─── Data excerpts ───
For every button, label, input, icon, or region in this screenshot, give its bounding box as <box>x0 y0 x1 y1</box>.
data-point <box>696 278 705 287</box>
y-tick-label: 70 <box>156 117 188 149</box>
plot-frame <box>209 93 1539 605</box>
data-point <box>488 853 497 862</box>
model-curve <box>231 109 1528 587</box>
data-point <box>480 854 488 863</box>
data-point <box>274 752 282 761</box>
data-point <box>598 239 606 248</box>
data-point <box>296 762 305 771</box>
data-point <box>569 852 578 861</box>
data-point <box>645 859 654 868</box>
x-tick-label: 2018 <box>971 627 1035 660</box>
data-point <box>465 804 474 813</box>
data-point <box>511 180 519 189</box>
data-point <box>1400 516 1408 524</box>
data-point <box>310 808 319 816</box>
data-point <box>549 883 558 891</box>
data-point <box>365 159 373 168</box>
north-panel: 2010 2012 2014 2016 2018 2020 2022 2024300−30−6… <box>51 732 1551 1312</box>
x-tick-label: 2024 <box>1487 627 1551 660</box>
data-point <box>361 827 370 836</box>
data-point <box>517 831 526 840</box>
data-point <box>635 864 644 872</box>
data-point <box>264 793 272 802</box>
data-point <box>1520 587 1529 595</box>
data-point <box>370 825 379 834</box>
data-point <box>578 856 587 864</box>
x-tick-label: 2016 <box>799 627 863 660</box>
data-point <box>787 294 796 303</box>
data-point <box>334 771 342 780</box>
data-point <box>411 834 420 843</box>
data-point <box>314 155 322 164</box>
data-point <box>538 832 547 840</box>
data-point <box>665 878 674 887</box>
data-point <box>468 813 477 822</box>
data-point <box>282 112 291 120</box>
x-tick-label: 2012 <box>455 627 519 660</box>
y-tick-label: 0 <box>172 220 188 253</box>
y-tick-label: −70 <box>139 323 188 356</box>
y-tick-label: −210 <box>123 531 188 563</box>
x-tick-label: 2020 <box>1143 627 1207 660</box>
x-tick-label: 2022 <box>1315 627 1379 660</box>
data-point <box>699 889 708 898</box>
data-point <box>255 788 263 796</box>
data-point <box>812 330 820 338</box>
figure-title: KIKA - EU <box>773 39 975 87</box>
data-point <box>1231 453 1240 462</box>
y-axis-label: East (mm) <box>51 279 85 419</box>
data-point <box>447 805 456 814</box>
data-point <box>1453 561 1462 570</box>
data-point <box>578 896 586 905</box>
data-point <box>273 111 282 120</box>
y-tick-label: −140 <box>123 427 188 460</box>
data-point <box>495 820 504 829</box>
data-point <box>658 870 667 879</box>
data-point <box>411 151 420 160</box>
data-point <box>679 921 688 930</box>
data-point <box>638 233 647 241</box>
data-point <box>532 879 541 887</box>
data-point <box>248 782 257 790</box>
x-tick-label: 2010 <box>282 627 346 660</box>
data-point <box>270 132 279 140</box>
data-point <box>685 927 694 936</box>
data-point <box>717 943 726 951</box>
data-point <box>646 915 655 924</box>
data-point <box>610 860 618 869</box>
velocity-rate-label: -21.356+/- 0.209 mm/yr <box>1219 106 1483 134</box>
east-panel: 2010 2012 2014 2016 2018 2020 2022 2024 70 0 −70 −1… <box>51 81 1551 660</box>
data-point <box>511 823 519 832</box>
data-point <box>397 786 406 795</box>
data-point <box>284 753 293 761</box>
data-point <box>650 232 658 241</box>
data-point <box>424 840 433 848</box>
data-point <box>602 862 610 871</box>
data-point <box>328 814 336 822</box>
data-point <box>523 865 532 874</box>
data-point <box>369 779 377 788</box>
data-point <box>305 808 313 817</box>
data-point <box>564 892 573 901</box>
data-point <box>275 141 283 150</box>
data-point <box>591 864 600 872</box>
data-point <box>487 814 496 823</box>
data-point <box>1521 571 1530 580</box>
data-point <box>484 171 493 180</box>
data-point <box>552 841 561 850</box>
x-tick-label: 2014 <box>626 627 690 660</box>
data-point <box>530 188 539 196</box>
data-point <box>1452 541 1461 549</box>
───
Reproduce the records above verbatim, line for line, with nothing added, omitted, or altered.

For every button, label, input, icon, or region in this screenshot, give its bounding box as <box>x0 y0 x1 y1</box>.
data-point <box>696 278 705 287</box>
y-tick-label: 70 <box>156 117 188 149</box>
plot-frame <box>209 93 1539 605</box>
data-point <box>488 853 497 862</box>
model-curve <box>231 109 1528 587</box>
data-point <box>480 854 488 863</box>
data-point <box>274 752 282 761</box>
data-point <box>598 239 606 248</box>
data-point <box>296 762 305 771</box>
data-point <box>569 852 578 861</box>
data-point <box>645 859 654 868</box>
x-tick-label: 2018 <box>971 627 1035 660</box>
data-point <box>465 804 474 813</box>
data-point <box>511 180 519 189</box>
data-point <box>1400 516 1408 524</box>
data-point <box>310 808 319 816</box>
data-point <box>549 883 558 891</box>
data-point <box>365 159 373 168</box>
north-panel: 2010 2012 2014 2016 2018 2020 2022 2024300−30−6… <box>51 732 1551 1312</box>
x-tick-label: 2024 <box>1487 627 1551 660</box>
data-point <box>361 827 370 836</box>
data-point <box>517 831 526 840</box>
data-point <box>635 864 644 872</box>
data-point <box>264 793 272 802</box>
data-point <box>1520 587 1529 595</box>
data-point <box>370 825 379 834</box>
data-point <box>578 856 587 864</box>
x-tick-label: 2016 <box>799 627 863 660</box>
data-point <box>787 294 796 303</box>
data-point <box>334 771 342 780</box>
data-point <box>411 834 420 843</box>
data-point <box>314 155 322 164</box>
data-point <box>538 832 547 840</box>
data-point <box>665 878 674 887</box>
data-point <box>468 813 477 822</box>
data-point <box>282 112 291 120</box>
x-tick-label: 2012 <box>455 627 519 660</box>
y-tick-label: 0 <box>172 220 188 253</box>
y-tick-label: −70 <box>139 323 188 356</box>
y-tick-label: −210 <box>123 531 188 563</box>
x-tick-label: 2020 <box>1143 627 1207 660</box>
x-tick-label: 2022 <box>1315 627 1379 660</box>
data-point <box>699 889 708 898</box>
data-point <box>255 788 263 796</box>
data-point <box>812 330 820 338</box>
figure-title: KIKA - EU <box>773 39 975 87</box>
data-point <box>1231 453 1240 462</box>
y-axis-label: East (mm) <box>51 279 85 419</box>
data-point <box>447 805 456 814</box>
data-point <box>1453 561 1462 570</box>
data-point <box>578 896 586 905</box>
data-point <box>273 111 282 120</box>
y-tick-label: −140 <box>123 427 188 460</box>
data-point <box>495 820 504 829</box>
data-point <box>658 870 667 879</box>
data-point <box>411 151 420 160</box>
data-point <box>679 921 688 930</box>
data-point <box>638 233 647 241</box>
data-point <box>532 879 541 887</box>
data-point <box>248 782 257 790</box>
x-tick-label: 2010 <box>282 627 346 660</box>
data-point <box>270 132 279 140</box>
data-point <box>685 927 694 936</box>
data-point <box>717 943 726 951</box>
data-point <box>646 915 655 924</box>
data-point <box>610 860 618 869</box>
velocity-rate-label: -21.356+/- 0.209 mm/yr <box>1219 106 1483 134</box>
east-panel: 2010 2012 2014 2016 2018 2020 2022 2024 70 0 −70 −1… <box>51 81 1551 660</box>
data-point <box>511 823 519 832</box>
data-point <box>397 786 406 795</box>
data-point <box>284 753 293 761</box>
data-point <box>650 232 658 241</box>
data-point <box>424 840 433 848</box>
data-point <box>602 862 610 871</box>
data-point <box>328 814 336 822</box>
data-point <box>523 865 532 874</box>
data-point <box>369 779 377 788</box>
data-point <box>305 808 313 817</box>
data-point <box>564 892 573 901</box>
data-point <box>275 141 283 150</box>
data-point <box>591 864 600 872</box>
data-point <box>487 814 496 823</box>
data-point <box>1521 571 1530 580</box>
data-point <box>484 171 493 180</box>
data-point <box>552 841 561 850</box>
x-tick-label: 2014 <box>626 627 690 660</box>
data-point <box>530 188 539 196</box>
data-point <box>1452 541 1461 549</box>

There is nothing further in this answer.